[Opening Excerpt provided section]
The stated villain of Philosophies of Nature is not Hegelianism but rather ‘neo-Fichteanism’. It is Grant’s ‘Philosophies of Nature After Schelling‘, which takes up the issue of graduating Schelling to escape the accoutrements of Kantian and Fichtean narrow transcendentalism. Grant frees Schelling from the grips of narrow minded inertness and mechanicality in nature that Kant and Fichte had presented nature with. This idea is the Deleuzean influence on Grant. Manuel De Landa makes a vociferous case in this regard. According to De Landa, the inertness of matter was rubbished by Deleuze in the way that Deleuze sought for a morphogenesis of form thereby launching a new kind of materialism. This is the anti-essentialist position of Deleuze. Essentialism says that matter and energy are inert, they do not have any morphogenetic capabilities. They cannot give rise to new forms on their own. Disciplines like complexity theory, non-linear dynamics do give matter its autonomy over inertness, its capabilities in terms of charge. But its account of the relationship between Fichte and Schelling actually obscures the rich meaning of speculation in Hegel and after. Grant quite accurately recalls that Schelling confronted Fichte’s identification of the ‘not I’ with passive nature – the consequence of identifying all free activity with the ‘I’ alone. For Grant, that which Jacobi termed ‘speculative egotism’ becomes the nightmare of modern philosophy and of technological modernity at large. The ecological concern is never quite made explicit in Philosophies of Nature. Yet Grant’s introduction to Schelling’s On the World Soul helps to contextualise the meaning of his ‘geology of morals’.
[Closing Excerpt provided section]
[Opening Material shown section]
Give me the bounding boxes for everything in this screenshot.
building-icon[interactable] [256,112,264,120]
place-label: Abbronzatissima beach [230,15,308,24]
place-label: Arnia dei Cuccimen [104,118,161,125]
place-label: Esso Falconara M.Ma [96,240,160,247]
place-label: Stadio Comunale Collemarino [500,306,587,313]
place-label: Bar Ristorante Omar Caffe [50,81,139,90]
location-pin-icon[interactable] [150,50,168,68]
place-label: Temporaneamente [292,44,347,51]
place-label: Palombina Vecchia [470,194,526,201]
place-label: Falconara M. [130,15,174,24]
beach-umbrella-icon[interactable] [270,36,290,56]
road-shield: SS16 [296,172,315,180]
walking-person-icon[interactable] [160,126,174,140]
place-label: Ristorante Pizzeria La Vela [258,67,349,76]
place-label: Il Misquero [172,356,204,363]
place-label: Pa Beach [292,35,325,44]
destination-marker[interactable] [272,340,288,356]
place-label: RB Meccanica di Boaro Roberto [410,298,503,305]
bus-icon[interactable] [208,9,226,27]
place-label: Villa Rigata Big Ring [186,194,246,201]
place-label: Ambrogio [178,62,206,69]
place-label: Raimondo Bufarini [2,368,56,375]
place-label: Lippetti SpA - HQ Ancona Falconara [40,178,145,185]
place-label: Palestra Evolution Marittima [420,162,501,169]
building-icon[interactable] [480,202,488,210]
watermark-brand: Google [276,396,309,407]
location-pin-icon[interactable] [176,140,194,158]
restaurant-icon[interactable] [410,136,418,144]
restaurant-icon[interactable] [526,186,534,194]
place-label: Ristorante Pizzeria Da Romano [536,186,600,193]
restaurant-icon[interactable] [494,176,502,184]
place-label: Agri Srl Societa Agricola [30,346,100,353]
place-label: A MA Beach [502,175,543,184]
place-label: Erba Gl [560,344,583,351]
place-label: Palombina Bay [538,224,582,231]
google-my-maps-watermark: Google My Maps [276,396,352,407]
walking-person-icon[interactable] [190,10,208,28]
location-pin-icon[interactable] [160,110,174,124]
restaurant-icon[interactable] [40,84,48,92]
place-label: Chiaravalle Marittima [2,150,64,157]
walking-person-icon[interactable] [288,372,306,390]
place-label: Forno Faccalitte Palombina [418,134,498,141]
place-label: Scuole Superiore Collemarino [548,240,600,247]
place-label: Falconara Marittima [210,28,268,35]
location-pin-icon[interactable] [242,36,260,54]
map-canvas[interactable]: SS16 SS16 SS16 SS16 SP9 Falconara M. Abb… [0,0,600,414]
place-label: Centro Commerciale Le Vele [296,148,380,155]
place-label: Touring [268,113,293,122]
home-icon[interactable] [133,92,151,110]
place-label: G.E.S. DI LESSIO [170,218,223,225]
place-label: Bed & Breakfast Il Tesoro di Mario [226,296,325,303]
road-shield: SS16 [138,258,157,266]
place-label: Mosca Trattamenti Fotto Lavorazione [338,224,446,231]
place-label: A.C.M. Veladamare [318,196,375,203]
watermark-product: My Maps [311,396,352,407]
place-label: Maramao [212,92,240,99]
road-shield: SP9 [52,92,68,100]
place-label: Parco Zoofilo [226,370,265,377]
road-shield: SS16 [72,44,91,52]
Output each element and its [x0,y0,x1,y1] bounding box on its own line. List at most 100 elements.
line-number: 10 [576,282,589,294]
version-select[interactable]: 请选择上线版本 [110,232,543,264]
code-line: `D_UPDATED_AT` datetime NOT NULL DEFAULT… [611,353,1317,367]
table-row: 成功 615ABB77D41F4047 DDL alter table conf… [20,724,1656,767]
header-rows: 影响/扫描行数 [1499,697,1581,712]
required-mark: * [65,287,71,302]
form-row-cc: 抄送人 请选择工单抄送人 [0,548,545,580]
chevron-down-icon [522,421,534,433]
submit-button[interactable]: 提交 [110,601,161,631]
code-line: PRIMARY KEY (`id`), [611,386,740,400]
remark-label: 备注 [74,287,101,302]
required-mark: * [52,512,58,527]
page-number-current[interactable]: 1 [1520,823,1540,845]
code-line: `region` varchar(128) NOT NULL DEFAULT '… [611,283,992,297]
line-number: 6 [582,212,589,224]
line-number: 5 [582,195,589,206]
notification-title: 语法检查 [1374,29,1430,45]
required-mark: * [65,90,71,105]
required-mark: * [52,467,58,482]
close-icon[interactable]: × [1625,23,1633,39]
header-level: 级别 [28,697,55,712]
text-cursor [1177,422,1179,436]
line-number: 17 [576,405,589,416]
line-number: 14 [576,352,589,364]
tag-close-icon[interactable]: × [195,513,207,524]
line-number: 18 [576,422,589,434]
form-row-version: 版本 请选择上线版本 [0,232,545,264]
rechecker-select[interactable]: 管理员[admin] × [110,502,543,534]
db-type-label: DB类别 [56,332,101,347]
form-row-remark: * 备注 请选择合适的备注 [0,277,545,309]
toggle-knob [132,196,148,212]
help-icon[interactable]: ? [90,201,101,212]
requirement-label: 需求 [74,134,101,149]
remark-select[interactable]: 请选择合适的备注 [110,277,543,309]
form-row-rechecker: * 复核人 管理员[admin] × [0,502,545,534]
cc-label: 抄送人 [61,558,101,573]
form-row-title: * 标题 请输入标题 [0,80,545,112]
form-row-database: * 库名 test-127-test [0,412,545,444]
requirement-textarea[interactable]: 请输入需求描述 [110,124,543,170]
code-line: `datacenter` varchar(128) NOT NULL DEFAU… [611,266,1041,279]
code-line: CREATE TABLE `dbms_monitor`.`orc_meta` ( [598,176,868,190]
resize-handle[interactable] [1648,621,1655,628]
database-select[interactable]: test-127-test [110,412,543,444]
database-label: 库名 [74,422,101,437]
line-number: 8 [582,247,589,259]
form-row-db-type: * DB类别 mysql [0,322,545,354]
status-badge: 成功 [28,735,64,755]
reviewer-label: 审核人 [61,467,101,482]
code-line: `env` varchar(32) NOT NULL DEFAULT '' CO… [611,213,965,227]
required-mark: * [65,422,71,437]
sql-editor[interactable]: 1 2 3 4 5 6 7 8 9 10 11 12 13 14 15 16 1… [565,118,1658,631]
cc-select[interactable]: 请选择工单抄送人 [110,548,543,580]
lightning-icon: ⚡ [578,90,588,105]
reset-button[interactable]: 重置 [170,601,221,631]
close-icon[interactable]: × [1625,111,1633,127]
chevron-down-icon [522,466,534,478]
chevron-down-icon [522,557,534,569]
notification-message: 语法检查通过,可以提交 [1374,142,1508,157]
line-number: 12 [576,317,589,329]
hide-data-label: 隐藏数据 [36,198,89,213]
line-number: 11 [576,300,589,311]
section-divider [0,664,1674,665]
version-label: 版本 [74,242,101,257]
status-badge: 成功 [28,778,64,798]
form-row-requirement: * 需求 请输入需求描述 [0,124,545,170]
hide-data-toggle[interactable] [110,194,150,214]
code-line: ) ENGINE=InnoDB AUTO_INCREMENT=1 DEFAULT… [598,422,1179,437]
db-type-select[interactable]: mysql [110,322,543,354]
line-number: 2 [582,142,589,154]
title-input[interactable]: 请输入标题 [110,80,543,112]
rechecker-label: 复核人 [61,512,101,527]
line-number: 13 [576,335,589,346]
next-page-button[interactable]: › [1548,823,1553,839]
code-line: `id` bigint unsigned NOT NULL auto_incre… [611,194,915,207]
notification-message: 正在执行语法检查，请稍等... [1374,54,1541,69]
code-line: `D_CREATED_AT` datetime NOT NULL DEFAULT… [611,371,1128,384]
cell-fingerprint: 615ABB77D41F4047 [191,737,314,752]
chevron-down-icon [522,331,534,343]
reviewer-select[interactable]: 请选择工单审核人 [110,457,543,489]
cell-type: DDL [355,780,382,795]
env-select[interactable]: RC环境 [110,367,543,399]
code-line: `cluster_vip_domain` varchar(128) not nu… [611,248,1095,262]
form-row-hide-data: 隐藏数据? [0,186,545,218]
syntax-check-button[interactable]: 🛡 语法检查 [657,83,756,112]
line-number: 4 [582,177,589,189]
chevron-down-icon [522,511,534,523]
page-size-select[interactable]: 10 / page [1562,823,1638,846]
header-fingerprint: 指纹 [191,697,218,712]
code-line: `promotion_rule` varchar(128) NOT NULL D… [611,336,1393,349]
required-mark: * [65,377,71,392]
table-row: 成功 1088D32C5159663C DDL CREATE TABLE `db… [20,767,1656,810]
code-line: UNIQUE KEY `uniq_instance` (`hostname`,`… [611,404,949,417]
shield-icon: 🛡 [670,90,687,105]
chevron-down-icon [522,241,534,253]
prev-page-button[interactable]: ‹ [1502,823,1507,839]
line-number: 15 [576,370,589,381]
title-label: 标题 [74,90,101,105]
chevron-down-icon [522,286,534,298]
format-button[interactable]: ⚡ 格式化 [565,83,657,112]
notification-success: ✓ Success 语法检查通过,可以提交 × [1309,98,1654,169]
[Closing Material shown section]
- [Work instructions]: In the passage on Grant and Schelling, what is named as the stated villain of Philosophies of Nature? Use only the passage on Grant and Schelling, not the rows.

- [Answer box]: Neo-Fichteanism, not Hegelianism.